Copy every line of the data in which the word "JSON" occurs.

[Items from a data source]
------

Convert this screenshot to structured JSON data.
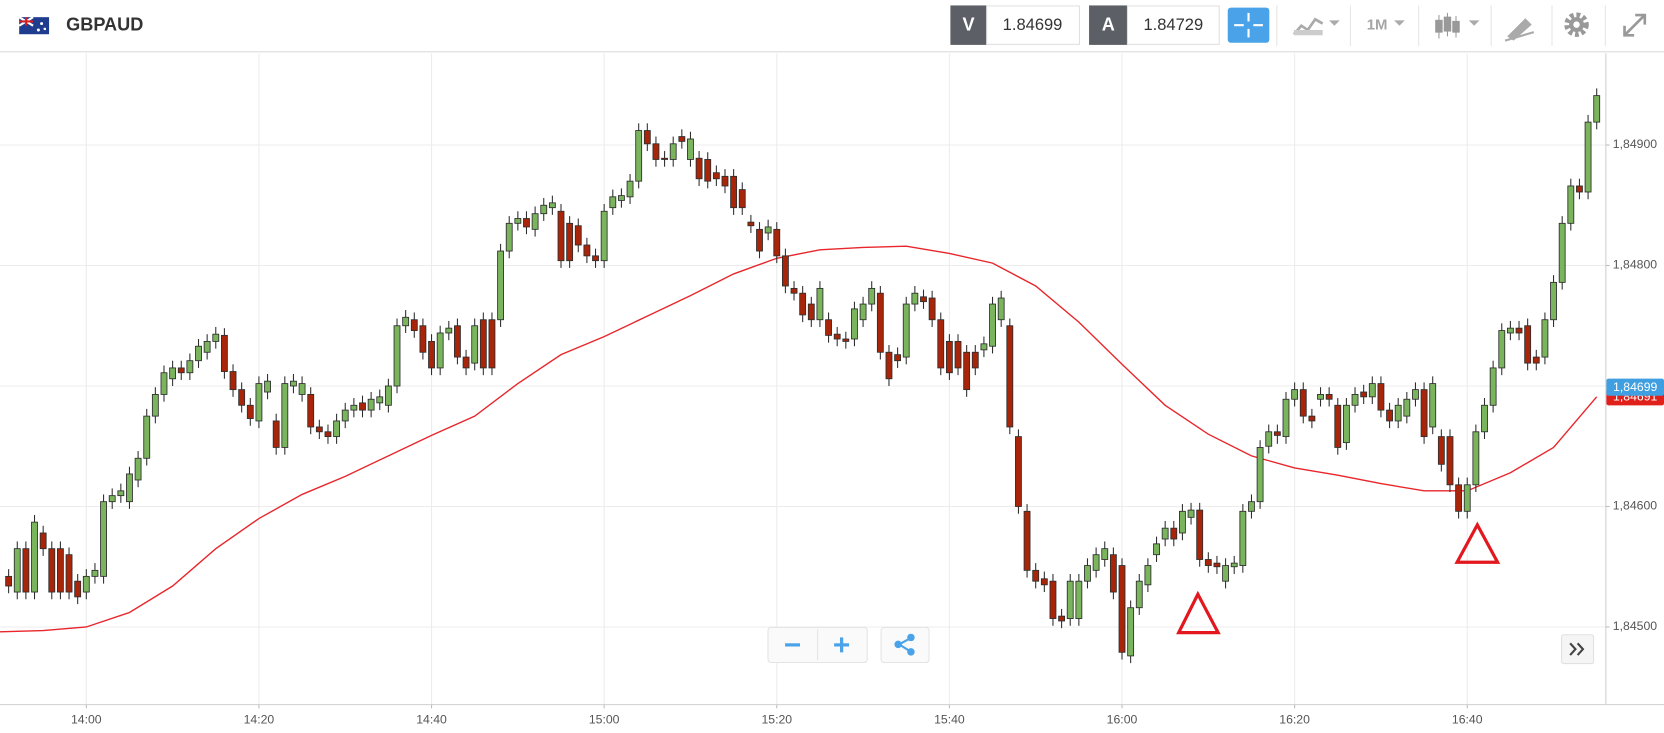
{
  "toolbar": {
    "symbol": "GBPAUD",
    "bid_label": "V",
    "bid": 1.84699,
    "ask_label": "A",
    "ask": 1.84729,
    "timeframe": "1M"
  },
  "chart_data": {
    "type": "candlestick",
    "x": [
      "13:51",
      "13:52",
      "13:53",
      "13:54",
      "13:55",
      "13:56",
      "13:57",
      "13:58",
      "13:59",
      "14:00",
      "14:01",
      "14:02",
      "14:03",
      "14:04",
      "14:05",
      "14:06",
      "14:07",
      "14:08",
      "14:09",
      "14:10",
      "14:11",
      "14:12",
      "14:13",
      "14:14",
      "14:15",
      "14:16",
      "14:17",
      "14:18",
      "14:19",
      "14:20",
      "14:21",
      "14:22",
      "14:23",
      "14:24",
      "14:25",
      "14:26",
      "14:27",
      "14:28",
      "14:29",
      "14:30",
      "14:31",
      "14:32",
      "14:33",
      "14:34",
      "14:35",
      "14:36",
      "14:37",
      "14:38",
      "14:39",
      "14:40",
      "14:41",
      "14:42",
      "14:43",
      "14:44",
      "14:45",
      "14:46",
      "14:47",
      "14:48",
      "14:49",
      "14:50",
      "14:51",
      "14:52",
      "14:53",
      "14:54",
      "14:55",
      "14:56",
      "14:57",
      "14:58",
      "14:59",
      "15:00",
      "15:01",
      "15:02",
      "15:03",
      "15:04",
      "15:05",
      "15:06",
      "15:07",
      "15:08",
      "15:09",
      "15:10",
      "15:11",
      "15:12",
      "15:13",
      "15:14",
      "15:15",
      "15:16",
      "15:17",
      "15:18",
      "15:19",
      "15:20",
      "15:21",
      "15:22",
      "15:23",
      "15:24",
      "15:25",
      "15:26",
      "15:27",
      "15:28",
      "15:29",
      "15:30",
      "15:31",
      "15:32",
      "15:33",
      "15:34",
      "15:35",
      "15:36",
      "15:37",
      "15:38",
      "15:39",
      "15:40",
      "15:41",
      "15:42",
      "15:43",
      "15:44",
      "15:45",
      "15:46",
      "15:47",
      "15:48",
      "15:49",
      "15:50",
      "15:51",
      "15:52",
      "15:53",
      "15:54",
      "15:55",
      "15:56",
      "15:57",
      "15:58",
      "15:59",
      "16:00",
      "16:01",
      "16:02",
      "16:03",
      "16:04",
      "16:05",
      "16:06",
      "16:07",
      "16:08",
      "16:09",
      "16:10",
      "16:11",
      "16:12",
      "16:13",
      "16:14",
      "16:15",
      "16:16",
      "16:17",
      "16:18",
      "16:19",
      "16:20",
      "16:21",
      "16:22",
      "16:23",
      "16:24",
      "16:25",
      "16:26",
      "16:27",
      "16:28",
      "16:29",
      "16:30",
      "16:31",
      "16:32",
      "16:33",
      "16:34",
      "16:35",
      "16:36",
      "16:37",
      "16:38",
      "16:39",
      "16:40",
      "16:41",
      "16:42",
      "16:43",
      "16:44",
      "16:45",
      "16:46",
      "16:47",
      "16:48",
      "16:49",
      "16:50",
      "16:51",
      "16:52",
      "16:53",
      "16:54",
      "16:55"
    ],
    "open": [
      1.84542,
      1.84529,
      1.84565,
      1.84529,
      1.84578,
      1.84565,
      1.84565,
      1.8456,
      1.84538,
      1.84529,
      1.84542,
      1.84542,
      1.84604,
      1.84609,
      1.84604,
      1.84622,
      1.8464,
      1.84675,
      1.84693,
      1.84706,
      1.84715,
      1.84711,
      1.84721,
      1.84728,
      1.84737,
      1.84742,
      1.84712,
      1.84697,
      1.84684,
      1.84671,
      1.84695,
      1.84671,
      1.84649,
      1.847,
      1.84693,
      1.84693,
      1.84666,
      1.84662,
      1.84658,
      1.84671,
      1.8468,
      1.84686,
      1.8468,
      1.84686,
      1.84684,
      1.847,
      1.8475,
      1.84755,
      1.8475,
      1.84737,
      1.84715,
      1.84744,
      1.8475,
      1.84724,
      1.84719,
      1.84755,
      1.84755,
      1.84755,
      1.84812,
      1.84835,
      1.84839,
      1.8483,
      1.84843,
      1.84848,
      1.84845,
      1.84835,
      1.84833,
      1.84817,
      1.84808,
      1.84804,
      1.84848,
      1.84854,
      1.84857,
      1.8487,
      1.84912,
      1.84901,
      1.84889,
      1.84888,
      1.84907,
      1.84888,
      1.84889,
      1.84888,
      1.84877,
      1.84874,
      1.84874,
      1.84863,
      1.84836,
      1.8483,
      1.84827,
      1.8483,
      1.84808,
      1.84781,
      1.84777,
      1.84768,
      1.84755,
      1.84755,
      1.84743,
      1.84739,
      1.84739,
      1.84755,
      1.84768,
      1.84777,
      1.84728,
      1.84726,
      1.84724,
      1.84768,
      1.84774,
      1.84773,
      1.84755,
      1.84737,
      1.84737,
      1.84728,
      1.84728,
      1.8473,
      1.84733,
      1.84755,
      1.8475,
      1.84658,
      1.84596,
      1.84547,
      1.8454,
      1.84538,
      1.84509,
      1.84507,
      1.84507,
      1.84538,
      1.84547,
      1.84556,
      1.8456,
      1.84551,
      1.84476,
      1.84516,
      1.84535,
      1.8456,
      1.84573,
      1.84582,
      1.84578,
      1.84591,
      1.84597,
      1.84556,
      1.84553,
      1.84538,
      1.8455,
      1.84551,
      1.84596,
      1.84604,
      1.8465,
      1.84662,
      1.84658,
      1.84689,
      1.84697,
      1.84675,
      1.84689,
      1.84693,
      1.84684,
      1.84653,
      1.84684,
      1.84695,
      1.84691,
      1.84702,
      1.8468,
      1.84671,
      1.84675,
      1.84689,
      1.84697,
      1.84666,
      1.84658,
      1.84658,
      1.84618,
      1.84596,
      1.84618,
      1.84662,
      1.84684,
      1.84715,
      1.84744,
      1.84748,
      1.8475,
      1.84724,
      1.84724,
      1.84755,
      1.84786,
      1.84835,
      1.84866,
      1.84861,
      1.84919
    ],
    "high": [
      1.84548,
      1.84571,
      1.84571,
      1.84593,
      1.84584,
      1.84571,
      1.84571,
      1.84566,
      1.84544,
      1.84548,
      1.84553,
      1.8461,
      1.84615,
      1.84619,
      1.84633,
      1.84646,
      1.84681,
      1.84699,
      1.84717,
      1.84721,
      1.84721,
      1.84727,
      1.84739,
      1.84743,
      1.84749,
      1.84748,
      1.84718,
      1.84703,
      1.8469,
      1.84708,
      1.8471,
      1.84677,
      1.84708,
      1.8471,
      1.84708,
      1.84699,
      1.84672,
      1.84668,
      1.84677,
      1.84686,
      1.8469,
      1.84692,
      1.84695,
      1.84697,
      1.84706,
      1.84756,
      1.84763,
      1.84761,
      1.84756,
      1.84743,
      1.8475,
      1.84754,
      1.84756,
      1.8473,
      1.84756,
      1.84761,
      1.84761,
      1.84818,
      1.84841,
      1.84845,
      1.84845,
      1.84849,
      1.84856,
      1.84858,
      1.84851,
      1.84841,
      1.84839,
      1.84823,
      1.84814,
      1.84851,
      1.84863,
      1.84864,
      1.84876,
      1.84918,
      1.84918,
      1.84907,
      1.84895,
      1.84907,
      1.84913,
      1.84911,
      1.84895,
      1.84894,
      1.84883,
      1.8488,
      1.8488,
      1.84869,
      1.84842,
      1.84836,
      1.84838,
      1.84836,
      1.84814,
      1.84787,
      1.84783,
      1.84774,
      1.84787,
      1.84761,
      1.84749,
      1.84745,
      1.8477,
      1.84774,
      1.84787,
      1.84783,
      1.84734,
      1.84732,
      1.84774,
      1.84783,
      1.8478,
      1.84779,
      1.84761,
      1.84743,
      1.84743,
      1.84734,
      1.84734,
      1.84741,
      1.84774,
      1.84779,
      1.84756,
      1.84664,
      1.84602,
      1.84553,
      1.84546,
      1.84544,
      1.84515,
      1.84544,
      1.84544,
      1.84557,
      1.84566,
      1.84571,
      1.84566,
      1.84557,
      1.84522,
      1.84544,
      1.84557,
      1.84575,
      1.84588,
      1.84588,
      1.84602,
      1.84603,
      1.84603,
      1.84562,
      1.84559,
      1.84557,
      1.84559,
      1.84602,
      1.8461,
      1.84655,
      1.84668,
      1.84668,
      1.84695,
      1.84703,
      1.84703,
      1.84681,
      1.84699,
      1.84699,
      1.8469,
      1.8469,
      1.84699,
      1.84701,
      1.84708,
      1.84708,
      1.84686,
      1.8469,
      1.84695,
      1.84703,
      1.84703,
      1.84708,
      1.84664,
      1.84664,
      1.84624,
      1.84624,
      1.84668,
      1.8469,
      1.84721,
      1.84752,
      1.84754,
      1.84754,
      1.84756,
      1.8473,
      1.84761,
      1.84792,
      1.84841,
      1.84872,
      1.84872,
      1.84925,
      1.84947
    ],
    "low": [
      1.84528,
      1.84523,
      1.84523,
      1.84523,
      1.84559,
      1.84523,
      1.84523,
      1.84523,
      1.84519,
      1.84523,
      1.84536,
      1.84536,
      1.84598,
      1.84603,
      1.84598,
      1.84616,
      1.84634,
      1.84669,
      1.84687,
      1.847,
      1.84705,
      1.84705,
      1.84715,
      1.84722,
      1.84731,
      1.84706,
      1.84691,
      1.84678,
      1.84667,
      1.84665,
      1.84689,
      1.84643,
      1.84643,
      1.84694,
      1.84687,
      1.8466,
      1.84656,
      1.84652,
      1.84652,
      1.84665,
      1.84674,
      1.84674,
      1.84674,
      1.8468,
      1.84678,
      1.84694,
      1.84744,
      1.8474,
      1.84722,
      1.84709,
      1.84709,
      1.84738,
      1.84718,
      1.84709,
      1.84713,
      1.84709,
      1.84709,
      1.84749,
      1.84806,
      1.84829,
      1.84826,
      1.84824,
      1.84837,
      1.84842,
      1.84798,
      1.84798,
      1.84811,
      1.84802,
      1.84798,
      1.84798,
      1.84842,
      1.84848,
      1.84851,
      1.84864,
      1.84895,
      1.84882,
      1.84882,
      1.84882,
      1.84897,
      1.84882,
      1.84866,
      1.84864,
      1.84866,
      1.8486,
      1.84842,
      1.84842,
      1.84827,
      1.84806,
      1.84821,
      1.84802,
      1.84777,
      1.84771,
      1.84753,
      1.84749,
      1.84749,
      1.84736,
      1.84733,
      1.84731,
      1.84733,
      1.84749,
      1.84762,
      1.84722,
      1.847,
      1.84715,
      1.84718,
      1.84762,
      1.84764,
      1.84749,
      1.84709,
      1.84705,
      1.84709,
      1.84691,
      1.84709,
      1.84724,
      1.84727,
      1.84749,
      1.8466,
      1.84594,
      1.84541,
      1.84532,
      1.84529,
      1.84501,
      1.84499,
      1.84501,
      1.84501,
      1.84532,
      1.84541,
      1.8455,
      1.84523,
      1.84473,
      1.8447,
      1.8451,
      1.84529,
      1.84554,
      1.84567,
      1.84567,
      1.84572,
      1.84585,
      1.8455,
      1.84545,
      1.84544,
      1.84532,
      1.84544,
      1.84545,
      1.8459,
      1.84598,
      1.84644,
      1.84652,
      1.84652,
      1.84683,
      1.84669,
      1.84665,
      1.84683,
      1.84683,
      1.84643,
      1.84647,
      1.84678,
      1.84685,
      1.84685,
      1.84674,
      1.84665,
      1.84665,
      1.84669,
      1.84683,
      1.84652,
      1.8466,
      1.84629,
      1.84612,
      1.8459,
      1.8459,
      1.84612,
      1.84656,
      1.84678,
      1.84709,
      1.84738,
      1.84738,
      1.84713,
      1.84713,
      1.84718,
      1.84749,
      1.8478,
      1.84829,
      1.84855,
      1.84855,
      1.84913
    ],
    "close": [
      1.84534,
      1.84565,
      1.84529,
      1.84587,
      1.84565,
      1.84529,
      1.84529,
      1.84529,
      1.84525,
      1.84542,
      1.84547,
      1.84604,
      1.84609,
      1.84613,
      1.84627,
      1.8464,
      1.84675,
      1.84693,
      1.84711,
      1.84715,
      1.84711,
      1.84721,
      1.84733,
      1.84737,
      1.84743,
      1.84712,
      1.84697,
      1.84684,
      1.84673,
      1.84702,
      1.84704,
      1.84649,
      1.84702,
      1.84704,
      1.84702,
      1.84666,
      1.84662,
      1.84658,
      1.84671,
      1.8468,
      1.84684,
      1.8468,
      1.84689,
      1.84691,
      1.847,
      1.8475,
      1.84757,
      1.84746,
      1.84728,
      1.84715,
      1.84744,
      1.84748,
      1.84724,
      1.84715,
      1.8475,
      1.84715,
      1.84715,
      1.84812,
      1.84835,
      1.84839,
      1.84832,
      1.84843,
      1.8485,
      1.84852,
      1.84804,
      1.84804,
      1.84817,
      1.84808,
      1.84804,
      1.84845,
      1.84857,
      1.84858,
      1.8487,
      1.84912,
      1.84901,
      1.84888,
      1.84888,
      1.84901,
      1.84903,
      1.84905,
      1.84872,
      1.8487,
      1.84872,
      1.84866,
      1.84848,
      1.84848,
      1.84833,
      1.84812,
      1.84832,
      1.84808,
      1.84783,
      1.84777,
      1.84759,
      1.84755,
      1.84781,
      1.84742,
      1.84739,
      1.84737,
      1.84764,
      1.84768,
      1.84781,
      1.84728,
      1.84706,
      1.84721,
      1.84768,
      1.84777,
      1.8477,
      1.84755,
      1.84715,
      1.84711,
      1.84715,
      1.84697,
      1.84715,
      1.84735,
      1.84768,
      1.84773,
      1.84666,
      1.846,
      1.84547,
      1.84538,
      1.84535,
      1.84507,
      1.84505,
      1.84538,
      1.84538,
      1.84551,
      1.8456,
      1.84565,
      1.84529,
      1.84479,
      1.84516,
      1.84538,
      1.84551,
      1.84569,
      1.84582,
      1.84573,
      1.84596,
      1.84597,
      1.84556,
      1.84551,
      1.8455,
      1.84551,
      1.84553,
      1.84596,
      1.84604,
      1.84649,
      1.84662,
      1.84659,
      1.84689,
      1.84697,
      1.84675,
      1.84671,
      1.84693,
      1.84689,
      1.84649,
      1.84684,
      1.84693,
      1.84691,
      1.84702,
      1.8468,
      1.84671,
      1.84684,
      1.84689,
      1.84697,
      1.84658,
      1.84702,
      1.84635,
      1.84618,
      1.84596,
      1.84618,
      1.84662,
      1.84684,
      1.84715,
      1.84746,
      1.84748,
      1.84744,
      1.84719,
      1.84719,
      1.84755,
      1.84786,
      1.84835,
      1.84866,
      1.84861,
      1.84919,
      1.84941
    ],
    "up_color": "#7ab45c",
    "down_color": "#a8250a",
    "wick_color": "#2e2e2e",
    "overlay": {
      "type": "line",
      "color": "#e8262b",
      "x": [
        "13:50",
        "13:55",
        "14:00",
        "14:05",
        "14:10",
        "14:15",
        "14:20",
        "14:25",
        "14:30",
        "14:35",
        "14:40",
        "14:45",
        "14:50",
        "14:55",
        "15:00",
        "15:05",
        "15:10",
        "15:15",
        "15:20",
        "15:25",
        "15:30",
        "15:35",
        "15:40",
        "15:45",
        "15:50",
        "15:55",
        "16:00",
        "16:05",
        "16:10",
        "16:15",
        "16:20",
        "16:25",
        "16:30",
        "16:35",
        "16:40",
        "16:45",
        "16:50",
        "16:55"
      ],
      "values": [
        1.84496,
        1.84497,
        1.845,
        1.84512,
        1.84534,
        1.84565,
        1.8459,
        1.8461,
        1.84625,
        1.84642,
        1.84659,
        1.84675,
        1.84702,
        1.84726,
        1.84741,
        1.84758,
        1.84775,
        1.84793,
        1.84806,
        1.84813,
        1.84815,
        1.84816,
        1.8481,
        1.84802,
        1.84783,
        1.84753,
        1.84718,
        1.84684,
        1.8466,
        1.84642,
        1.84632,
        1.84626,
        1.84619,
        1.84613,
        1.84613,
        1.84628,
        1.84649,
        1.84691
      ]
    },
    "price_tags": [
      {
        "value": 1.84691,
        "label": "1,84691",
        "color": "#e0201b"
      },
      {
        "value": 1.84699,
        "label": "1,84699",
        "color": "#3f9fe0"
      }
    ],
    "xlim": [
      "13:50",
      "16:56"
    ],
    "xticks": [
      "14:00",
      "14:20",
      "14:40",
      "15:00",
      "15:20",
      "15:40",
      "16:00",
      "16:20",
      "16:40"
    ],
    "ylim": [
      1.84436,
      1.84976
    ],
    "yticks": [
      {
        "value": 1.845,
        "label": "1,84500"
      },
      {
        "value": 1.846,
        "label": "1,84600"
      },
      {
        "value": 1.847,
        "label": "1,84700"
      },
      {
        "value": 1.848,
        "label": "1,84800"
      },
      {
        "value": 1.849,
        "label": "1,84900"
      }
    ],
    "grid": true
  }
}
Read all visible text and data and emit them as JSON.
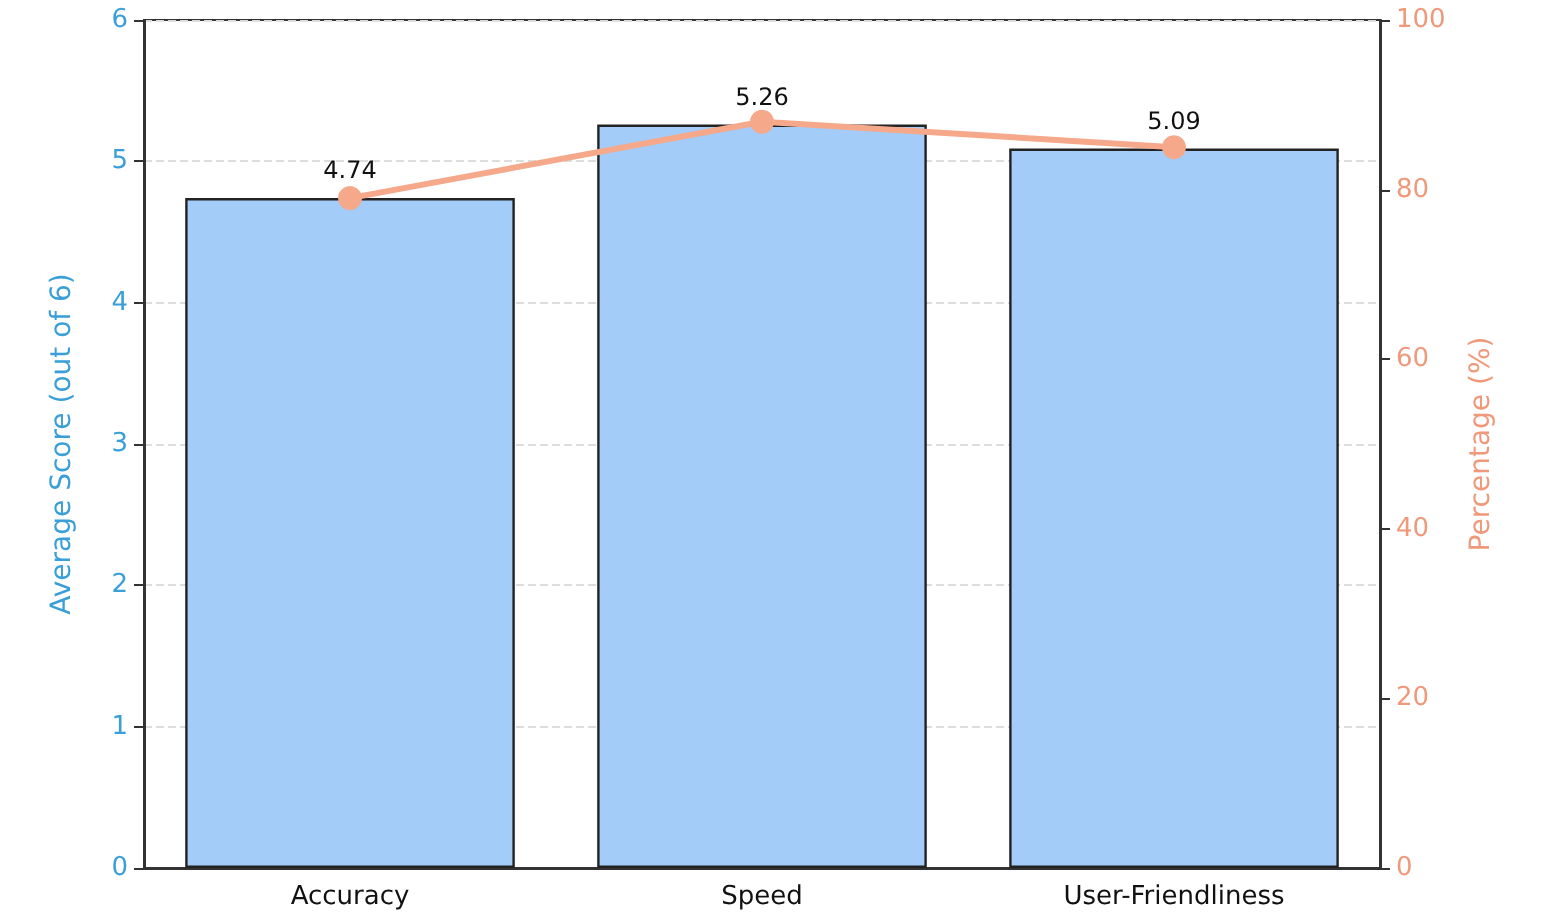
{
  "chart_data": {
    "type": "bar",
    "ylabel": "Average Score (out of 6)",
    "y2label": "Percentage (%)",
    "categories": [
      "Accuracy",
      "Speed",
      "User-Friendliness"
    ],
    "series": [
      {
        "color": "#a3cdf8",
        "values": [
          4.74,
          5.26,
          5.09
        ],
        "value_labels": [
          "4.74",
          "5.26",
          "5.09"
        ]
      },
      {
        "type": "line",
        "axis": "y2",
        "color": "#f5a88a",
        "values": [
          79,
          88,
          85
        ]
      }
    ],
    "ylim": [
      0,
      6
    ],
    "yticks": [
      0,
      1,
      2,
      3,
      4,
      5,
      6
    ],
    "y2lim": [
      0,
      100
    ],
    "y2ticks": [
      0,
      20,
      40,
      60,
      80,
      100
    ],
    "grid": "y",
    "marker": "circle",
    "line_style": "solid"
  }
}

------

RESULT BELOW —
Convert this screenshot to structured JSON data.
Read all visible text and data and emit them as JSON.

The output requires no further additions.